One of the best known summaries of such research [10] lists several hundred
studies claiming to have found such results. Because of the increasing demand
for electronic delivery of instruction, and because of the controversial
arguments just cited, a closer look at the issues of research design quality,
results and interpretations is warranted.
II. MEDIA COMPARISON: FLAWS IN THE EXPERIMENTAL RESEARCH
In a meta-analysis of a randomly selected 30 percent of approximately 500
experimental studies conducted in the 1970s, Clark [5] found many examples of
achievement gains for technology-delivered instruction. He found that the impact
of technology-delivered instruction was "overestimated due to often
uncontrolled for but robust instructional treatments embedded in
computer-based-instruction (CBI)" [5, p. 249]. Specifically, he noted that
many of the instructional methods built into CBI, such as corrective feedback
and individual pacing, were not used by teachers [5, p. 250]. In essence, Clark
determined that in such confounded research, "causes and effects cannot be
unambiguously identified. When causes are confounded, it is still possible to
determine the size of the effect of the treatment on the outcome. However, it is
not possible to determine which of many uncontrolled-yet correlated-parts of the
treatment contributed to the differences" [5, p. 252]. Overall, Clark
concluded that about 75 percent of the studies he examined had serious design
flaws, 50 percent failed to control for time on task, and only 50 percent
controlled for instructional method. There were significant differences in favor
of CBI in only two of fifteen studies that controlled for instructional method [5, p. 259].
In a meta-analysis of 12 studies involving computer-aided instruction (CAI)
in adult basic and secondary education, Rachal [11] found similar design flaws,
including lack of specification of time on task and the size of control and
experimental groups. Also, he found that the number of subjects was small,
treatment periods were too short, and the studies never assessed the abilities
of the individual instructors assigned to teach the control groups. He concluded
that, while results in at least one well-controlled study found significant
differences favoring CAI over non-CAI delivery, expectations of CAI becoming a
miracle cure for adult education programs are unrealistic [11, p. 172].

[Annotated element entries]
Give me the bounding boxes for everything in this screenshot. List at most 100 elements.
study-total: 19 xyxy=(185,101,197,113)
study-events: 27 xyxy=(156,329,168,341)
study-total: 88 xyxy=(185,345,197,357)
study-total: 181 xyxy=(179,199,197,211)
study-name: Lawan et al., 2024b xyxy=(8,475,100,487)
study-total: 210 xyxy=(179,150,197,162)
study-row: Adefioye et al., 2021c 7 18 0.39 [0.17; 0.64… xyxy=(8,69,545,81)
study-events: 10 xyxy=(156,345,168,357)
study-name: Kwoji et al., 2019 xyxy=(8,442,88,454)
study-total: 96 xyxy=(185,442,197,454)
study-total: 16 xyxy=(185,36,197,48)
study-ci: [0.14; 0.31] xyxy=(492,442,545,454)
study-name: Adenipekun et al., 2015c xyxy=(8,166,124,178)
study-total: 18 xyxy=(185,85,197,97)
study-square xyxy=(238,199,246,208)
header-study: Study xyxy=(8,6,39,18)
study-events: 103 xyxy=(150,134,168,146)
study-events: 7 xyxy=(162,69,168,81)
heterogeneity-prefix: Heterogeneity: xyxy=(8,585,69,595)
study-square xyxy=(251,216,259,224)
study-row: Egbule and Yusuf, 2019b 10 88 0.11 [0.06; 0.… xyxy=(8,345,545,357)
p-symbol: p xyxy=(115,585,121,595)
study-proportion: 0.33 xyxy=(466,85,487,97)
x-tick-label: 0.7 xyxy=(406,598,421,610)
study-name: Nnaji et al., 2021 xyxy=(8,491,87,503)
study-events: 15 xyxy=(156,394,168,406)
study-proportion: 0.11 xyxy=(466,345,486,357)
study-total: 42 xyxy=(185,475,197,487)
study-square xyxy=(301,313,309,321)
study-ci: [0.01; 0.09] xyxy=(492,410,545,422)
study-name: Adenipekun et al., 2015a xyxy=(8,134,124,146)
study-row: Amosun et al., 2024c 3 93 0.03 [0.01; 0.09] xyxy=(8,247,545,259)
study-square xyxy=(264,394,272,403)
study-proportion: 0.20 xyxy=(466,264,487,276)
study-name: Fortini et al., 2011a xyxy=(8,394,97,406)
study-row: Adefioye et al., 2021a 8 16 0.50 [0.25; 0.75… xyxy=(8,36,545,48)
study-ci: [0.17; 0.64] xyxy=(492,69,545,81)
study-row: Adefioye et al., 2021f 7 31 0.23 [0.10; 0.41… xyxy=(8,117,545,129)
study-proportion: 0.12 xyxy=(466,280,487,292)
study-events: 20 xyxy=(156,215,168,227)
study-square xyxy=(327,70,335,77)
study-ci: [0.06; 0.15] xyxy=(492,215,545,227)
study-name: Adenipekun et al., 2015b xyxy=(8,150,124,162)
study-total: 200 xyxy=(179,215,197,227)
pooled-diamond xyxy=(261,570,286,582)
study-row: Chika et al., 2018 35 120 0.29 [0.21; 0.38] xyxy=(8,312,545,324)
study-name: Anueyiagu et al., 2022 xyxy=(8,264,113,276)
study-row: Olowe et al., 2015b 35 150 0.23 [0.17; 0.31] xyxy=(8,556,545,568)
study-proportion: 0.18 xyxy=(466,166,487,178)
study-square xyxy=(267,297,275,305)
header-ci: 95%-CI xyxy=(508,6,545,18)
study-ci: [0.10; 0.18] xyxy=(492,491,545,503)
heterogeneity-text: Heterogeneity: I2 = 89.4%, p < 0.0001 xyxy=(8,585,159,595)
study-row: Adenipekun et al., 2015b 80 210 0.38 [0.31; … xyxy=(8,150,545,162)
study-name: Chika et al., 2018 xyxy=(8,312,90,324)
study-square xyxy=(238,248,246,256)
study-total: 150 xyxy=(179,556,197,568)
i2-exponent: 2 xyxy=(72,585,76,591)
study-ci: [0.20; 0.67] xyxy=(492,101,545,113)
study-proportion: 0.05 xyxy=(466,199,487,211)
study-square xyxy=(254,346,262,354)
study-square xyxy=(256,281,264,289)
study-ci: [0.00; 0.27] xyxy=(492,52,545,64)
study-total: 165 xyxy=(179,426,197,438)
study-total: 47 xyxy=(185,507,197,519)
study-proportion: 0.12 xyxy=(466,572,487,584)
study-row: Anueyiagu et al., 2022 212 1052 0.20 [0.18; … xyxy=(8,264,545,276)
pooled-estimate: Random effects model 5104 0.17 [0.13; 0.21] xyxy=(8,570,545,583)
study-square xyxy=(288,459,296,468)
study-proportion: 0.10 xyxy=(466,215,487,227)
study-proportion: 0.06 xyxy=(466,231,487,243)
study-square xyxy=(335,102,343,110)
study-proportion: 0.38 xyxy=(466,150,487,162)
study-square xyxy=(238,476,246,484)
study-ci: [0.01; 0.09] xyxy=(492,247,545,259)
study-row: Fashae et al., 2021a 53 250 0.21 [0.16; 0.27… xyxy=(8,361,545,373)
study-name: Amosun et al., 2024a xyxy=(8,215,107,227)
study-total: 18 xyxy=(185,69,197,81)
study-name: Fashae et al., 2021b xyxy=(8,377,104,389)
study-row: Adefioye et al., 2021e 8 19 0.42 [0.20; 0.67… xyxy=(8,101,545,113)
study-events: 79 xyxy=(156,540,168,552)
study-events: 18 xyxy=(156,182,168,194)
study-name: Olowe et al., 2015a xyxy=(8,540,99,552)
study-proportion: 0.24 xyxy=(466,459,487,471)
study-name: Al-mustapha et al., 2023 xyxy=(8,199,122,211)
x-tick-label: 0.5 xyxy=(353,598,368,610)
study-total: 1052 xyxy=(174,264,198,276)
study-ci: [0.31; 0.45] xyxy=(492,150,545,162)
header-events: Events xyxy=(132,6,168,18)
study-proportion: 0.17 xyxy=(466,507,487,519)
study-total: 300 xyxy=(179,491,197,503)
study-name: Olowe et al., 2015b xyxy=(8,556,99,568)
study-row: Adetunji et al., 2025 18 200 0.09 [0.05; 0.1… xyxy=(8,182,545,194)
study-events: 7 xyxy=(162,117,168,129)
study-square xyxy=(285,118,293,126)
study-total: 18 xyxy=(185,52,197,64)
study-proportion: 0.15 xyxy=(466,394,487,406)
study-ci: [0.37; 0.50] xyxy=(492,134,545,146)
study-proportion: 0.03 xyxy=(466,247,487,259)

#### [YOUR GOAL]
Write out, word for word, the portion of the excerpt on media comparison research that begins at the words "One of the best" and ends after the words "interpretations is warranted.".

#### [EXERCISE RESPONSE]
One of the best known summaries of such research [10] lists several hundred
studies claiming to have found such results. Because of the increasing demand
for electronic delivery of instruction, and because of the controversial
arguments just cited, a closer look at the issues of research design quality,
results and interpretations is warranted.